## WHAT IS NEEDED
Locate the lines that hold the string "dsrw". Copy every such line.

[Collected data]
• • • • •

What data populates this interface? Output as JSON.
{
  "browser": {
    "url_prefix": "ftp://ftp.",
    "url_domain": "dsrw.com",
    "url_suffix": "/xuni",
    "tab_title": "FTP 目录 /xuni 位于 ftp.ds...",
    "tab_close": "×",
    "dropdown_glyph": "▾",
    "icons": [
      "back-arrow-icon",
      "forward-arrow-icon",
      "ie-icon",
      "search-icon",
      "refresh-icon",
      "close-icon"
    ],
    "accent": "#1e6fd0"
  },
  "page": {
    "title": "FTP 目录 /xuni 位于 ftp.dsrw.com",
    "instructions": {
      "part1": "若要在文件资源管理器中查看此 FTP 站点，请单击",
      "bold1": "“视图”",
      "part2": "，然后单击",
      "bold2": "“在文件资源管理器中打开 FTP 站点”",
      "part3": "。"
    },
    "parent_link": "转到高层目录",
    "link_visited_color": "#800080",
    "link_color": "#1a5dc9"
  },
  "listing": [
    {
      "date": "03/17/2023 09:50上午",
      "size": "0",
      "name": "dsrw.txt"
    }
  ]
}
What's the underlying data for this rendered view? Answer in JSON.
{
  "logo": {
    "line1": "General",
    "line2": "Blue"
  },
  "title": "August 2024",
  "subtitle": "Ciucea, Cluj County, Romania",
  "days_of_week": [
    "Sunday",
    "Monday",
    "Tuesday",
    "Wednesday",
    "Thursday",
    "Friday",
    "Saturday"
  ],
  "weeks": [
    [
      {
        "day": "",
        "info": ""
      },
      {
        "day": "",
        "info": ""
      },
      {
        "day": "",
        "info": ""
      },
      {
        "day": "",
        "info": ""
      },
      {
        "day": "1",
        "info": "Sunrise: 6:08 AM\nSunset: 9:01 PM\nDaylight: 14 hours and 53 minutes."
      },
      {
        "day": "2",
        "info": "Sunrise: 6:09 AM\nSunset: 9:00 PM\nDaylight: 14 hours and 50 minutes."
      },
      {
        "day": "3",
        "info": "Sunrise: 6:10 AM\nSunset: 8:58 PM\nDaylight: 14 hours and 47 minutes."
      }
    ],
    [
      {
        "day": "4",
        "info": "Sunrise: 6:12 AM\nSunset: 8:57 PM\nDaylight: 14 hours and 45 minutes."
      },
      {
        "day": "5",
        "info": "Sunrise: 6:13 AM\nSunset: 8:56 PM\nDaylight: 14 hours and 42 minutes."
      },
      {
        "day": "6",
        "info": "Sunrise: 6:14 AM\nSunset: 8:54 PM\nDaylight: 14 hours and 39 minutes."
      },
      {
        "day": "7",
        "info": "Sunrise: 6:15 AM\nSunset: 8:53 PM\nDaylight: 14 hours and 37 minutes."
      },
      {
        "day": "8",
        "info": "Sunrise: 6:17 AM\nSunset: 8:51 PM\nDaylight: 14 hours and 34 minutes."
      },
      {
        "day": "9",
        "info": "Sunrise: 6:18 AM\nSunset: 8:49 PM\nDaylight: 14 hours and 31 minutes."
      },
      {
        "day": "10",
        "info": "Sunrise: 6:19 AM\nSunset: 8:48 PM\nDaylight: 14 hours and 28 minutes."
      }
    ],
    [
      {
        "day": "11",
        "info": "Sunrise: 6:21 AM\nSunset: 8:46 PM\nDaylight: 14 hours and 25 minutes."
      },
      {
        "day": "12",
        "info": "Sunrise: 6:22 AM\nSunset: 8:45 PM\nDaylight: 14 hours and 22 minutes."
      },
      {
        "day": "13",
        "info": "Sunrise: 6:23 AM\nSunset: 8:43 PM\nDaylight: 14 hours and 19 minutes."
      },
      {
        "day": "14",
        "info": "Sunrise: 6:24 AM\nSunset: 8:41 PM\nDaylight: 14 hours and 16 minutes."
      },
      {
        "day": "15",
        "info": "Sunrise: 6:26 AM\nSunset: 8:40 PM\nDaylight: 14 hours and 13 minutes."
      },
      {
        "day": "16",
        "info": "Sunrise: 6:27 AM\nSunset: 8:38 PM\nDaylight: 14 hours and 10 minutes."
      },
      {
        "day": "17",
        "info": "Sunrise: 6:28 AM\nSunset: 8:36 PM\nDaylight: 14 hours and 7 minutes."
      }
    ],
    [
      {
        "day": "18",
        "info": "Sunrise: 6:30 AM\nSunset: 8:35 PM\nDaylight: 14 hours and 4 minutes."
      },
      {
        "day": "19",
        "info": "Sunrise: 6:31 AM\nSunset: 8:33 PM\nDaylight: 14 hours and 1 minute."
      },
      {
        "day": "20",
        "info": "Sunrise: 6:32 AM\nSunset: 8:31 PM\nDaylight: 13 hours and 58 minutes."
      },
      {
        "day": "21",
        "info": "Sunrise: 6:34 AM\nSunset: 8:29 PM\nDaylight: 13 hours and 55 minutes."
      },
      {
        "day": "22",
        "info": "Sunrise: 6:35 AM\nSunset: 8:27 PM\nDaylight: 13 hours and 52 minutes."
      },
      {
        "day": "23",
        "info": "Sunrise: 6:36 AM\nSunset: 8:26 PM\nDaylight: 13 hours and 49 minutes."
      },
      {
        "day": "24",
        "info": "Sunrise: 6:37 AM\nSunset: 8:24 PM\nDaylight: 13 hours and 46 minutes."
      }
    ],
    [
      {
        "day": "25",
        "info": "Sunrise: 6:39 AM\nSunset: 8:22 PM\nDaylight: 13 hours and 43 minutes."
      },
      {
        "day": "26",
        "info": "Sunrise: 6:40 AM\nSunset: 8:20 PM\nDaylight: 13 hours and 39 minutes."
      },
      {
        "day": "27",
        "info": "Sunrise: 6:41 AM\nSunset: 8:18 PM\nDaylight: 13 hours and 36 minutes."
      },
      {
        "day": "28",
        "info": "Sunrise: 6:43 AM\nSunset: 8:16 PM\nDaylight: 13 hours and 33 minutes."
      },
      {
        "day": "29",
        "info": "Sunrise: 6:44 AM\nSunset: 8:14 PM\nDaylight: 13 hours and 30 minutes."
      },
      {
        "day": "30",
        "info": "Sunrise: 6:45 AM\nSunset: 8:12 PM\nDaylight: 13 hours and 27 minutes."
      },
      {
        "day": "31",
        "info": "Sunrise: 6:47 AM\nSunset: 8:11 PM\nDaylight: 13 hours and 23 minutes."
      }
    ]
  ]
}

• • • • •

## REPLY
    "url_domain": "dsrw.com",
    "title": "FTP 目录 /xuni 位于 ftp.dsrw.com",
      "name": "dsrw.txt"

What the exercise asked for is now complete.